> [KUTIPAN HALAMAN]
'''
Minimal ada enam tokoh wanita yang telah mengukir jasa dan peranan penting
dalam masyarakat, karena menguasai ilmu agama, pendidik, dan berahlak mulia.
Keenam tokoh tersebut adalah Hj. Noor Asyikin Hasyimi (mendirikan Madrasah
Norma Islam Samarinda, Majelis taklim An Nur, dan Yayasan Pendidikan Islam An
Nur di Tanah Merah), Hj. Nursiyah Abul Hasan (aktif melakukan pengajian dari
rumah ke rumah maupun di masjid), Hj. Siti Rohani Asykari (mendirikan
Yayasan Al Jawahir yang bergerak di bidang pendidikan dari tingkat taman kanak-kanak
hingga madrasah aliyah di Samarinda), Hj. Qoni’ah (mendirikan dan membina majelas
taklim yang bertempat Masjid Al-Maruf Lembuswana), KM. Siti Shagirah Usman (banyak
mengisi taklim-taklim, pengajian di Radio Masjid Raya Darussalam Samarinda dan
pimpinan Pondok Pesantren Islam Teknologi Center di Samarinda Ulu), dan
terakhir Prof. Dr. Hj. Muriah (mendirikan puluhan taklim dan forum bagi ibu-ibu
yang bertujuan untuk mencerahkan mereka dan penulis yang produktif).[6]
Sementara
di Sumatera, kita kenal seorang tokoh wanita yang bernama Rahmah el-Yunusiyah. Kemauan
belajar dan keinginan beliau untuk memajukan kaum wanita telah mengantarkannya
mampu menciptakan kesempatan bagi kaum wanita untuk mendapat akses yang sama
dengan kaum laki-laki dalam memperoleh ilmu pengetahuan. Beliau adalah wanita pertama yang
mendirikan sekolah khusus untuk kaum wanita. Atas jasanya ini, Universitas
Al-Azhar mengakui kepeloporannya dan mengikuti jejaknya dengan membuka program kulliyyât
al-banât di Mesir serta menyandangkan beliau dengan gelar honoris causa
atau “Syaikhah”. Beliau juga orang pertama yang mendirikan layanan kesehatan (rumah
sakit) khusus untuk kalangan perempuan. Beliau
mengharapkan kaum wanita bisa mengembangkan peran yang lebih baik sebagai mitra
sejajar kaum pria. Peran wanita sangat sentral dalam pembentukan sikap mental
dan kepribadian generasi baru di lingkungan keluarga, pun dengan aktivitas lain
yang tak kurang peranannya. Penyiapan kaum perempuan secara kontinuitas akan
membentuk mereka dalam menyiapkan kaum ibu sebagai tiang negara dan pendidik
bangsa. Beliau merupakan pejuang wanita dengan motivasi yang tinggi dan pantang
menyerah serta mendasarkan ide-idenya pada ajaran Islam.[7]
Dalam
hal pemberdayaan wanita, salah satunya telah dilakukan oleh ‘Aisyiyah
Muhammadiyah. Lembaga yang mengangkat derajat
kaum wanita sehingga mendapatkan hak-hak mereka. Gerakannya mengajarkan
bagaimana mendidik anak dengan melahirkan Taman Kanak-Kanak Bustanul Athfal
‘Aisyiyah yang merupakan perguruan anak-anak tertua di Indonesia. Pemberantasan
buta huruf bagi kaum wanita yang sudah dipelopori ‘Aisyiyah sejak tahun 1923.
'''
> [TUGAS YANG DIMINTA]
A – Ketik ulang bagian kutipan tentang tokoh wanita dalam pendidikan Islam, mulai dari "Minimal ada enam" dan berakhir pada "dan berahlak mulia.".
B – Apakah pernyataan-pernyataan ini sesuai dengan kutipan tentang tokoh wanita dalam pendidikan Islam: (i) Rahmah el-Yunusiyah adalah wanita pertama yang mendirikan sekolah khusus untuk kaum wanita; (ii) Hj. Qoni’ah mendirikan Yayasan Al Jawahir; (iii) ‘Aisyiyah telah memelopori pemberantasan buta huruf bagi kaum wanita sejak tahun 1923? Jawab ya atau tidak untuk masing-masing, sertakan kata-kata penentu dari kutipan secara persis.
C – Bagaimana kutipan tentang tokoh wanita dalam pendidikan Islam ini berlanjut? Lanjutkan tulisannya mulai setelah kalimat terakhir yang ada.
Catatan yang menyusul tidak berperan apa pun dalam hal ini.

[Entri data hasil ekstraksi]
'''
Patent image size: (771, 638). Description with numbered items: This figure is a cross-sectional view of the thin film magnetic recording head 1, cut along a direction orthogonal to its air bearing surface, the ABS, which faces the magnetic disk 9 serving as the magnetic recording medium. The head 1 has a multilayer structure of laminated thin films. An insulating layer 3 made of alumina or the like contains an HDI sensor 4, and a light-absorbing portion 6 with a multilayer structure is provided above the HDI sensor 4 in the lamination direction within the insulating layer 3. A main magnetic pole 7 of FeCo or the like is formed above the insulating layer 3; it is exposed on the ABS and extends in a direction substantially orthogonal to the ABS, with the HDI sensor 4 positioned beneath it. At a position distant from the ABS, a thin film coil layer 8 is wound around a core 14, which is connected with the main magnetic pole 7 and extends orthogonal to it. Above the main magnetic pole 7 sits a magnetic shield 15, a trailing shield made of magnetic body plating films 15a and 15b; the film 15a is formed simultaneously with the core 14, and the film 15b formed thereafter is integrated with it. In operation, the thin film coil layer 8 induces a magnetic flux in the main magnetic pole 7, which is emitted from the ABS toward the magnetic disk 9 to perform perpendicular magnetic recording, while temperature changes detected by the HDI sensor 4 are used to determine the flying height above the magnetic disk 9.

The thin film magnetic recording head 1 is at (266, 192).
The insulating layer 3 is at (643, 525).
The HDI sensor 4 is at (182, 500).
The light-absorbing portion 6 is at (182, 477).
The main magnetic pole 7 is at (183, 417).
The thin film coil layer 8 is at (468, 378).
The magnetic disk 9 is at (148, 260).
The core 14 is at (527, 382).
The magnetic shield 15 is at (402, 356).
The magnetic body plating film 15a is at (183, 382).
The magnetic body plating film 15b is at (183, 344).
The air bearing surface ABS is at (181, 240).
'''
> [JAWABAN BERURUTAN]
A –
Minimal ada enam tokoh wanita yang telah mengukir jasa dan peranan penting
dalam masyarakat, karena menguasai ilmu agama, pendidik, dan berahlak mulia.

B –
(i) Ya: "Beliau adalah wanita pertama yang mendirikan sekolah khusus untuk kaum wanita."
(ii) Tidak: "Hj. Siti Rohani Asykari (mendirikan Yayasan Al Jawahir"
(iii) Ya: "Pemberantasan buta huruf bagi kaum wanita yang sudah dipelopori ‘Aisyiyah sejak tahun 1923."

C –
Juga mempelopori rumah untuk janda dan wanita jompo. Dengan kata lain, keberadaan
‘Aisyiyah adalah untuk membangun kesadaran kaum wanita bahwa mereka mempunyai tanggungjawab
yang sama besar dengan kaum laki-laki terutama untuk turut serta dalam
pergerakan nasional guna memerdekakan diri dari belenggu penjajahan. Adapun
tokoh-tokoh ‘Aisyiyah antara lain Siti Walidah, Siti Bariyah, Siti Aisyah, Siti Badilah, Siti Munjiyah, Siti Badilah,
Siti Hayyinah, dan Siti Umniyah. Partisipasi dan peranan beliau-beliau
bertujuan untuk mempercepat terwujudnya masyarakat sejahtera.[8]
Lewat beberapa perjalanan hidup tokoh-tokoh wanita
diatas dan pengkajian yang telah dilakukan, lantas apakah wanita tidak memiliki
pedoman atau panutan yang mampu menjawab pertanyaan bagaimana seharusnya wanita
berbuat? Beliau-beliau yang memiliki peran dan jasa yang luar biasa tersebut
apakah tidak menyandarkan segala persoalannya kepada agama? Apakah kehebatannya
lantaran merendahkan, menyepelehkan, dan menyampingkan peranannya dalam
keluarga? Apakah gerak geriknya tidak mengajarkan arti dan makna keadilan dan
kesejarahteraan? Apakah laku hidupnya tak mencerminkan wanita yang beradab? Apa
tutur katanya tidak pernah menyampaikan bagaimana hak wanita diperjuangkan
dengan sebenar? Apakah beliau semua orang kaya sehingga bebas melakukan apapun?
Apakah kehadiran beliau tidak mengajarkan kepada kita tentang hakikat wanita?
Wanita ibarat setengah masyarakat. Jika kaum wanita
tidak berperan, maka separuh kehidupan manusia menghilang, karena pengaruhnya yang
luar biasa melebihi jumlahnya. Jika wanita tidak memperoleh hak-haknya, maka kewajiban-kewajibanya
pun akan tidak berjalan secara maksimal. Dalam kategori masyarakat yang baik, wanita
mempunyai kewajiban yang harus dipenuhi. Pertama kewajiban terhadap agama,
yakni wanita membuktikan ketinggian Islam dengan berakhlakul karimah,
meningkatkan ilmu, dan memperbanyak amal baik. Kedua kewajiban terhadap
pribadinya, yakni wanita berusaha meningkatkan kualitas pribadinya baik secara
jasmani maupun rohani dengan cara menjaga kesehatan diri, keluarga, dan
lingkungan serta membersihkan hati dari sifat-sifat tercela. Ketiga kewajiban
terhadap rumah tangga, yakni wanita harus memiliki bekal yang cukup untuk
menjalankan peranannya sebagai ibu bagi anak-anaknya dan sebagai teman hidup
serta penentram bagi suaminya. Keempat kewajiban terhadap masyarakatnya, yakni wanita
memiliki peran dalam kehidupan sosialnya dan berperan aktif sesuai dengan
kodratnya untuk mempermudah urusan hidup, membangun kepribadian wanita, beramar
ma’ruf nahi munkar, melaksanakan kegiatan sesuai profesi, dan lain-lain.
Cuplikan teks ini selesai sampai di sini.